>>>>>
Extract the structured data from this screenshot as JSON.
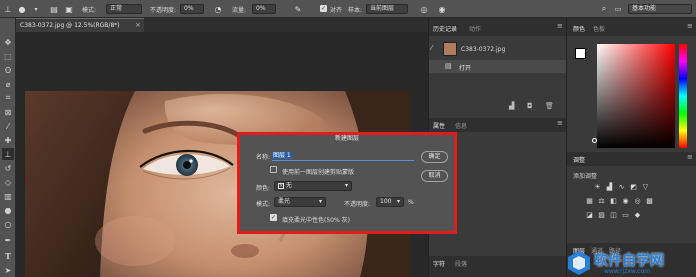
{
  "options_bar": {
    "mode_label": "模式:",
    "mode_value": "正常",
    "opacity_label": "不透明度:",
    "opacity_value": "0%",
    "flow_label": "流量:",
    "flow_value": "0%",
    "align_label": "对齐",
    "sample_label": "样本:",
    "sample_value": "当前图层",
    "workspace_value": "基本功能"
  },
  "document": {
    "tab_title": "C383-0372.jpg @ 12.5%(RGB/8*)"
  },
  "history_panel": {
    "tabs": [
      "历史记录",
      "动作"
    ],
    "snapshot_name": "C383-0372.jpg",
    "steps": [
      "打开"
    ]
  },
  "mid_lower_panel": {
    "tabs": [
      "属性",
      "信息"
    ]
  },
  "bottom_tabs": {
    "left": [
      "字符",
      "段落"
    ]
  },
  "color_panel": {
    "tabs": [
      "颜色",
      "色板"
    ]
  },
  "adjustments_panel": {
    "title": "调整",
    "add_label": "添加调整"
  },
  "layers_panel": {
    "tabs": [
      "图层",
      "通道",
      "路径"
    ]
  },
  "dialog": {
    "title": "新建图层",
    "name_label": "名称:",
    "name_value": "图层 1",
    "clip_label": "使用前一图层创建剪贴蒙版",
    "color_label": "颜色:",
    "color_value": "无",
    "mode_label": "模式:",
    "mode_value": "柔光",
    "opacity_label": "不透明度:",
    "opacity_value": "100",
    "opacity_unit": "%",
    "fill_label": "填充柔光中性色(50% 灰)",
    "fill_checked": true,
    "ok_label": "确定",
    "cancel_label": "取消"
  },
  "watermark": {
    "text": "软件自学网",
    "url": "www.rjzxw.com"
  }
}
<<<<<
◆ **Work to complete**: Copy the material above in full and exactly, skipping pictures.

◆ **Result of the exercise**:
Extract the structured data from this screenshot as JSON.
{
  "options_bar": {
    "mode_label": "模式:",
    "mode_value": "正常",
    "opacity_label": "不透明度:",
    "opacity_value": "0%",
    "flow_label": "流量:",
    "flow_value": "0%",
    "align_label": "对齐",
    "sample_label": "样本:",
    "sample_value": "当前图层",
    "workspace_value": "基本功能"
  },
  "document": {
    "tab_title": "C383-0372.jpg @ 12.5%(RGB/8*)"
  },
  "history_panel": {
    "tabs": [
      "历史记录",
      "动作"
    ],
    "snapshot_name": "C383-0372.jpg",
    "steps": [
      "打开"
    ]
  },
  "mid_lower_panel": {
    "tabs": [
      "属性",
      "信息"
    ]
  },
  "bottom_tabs": {
    "left": [
      "字符",
      "段落"
    ]
  },
  "color_panel": {
    "tabs": [
      "颜色",
      "色板"
    ]
  },
  "adjustments_panel": {
    "title": "调整",
    "add_label": "添加调整"
  },
  "layers_panel": {
    "tabs": [
      "图层",
      "通道",
      "路径"
    ]
  },
  "dialog": {
    "title": "新建图层",
    "name_label": "名称:",
    "name_value": "图层 1",
    "clip_label": "使用前一图层创建剪贴蒙版",
    "color_label": "颜色:",
    "color_value": "无",
    "mode_label": "模式:",
    "mode_value": "柔光",
    "opacity_label": "不透明度:",
    "opacity_value": "100",
    "opacity_unit": "%",
    "fill_label": "填充柔光中性色(50% 灰)",
    "fill_checked": true,
    "ok_label": "确定",
    "cancel_label": "取消"
  },
  "watermark": {
    "text": "软件自学网",
    "url": "www.rjzxw.com"
  }
}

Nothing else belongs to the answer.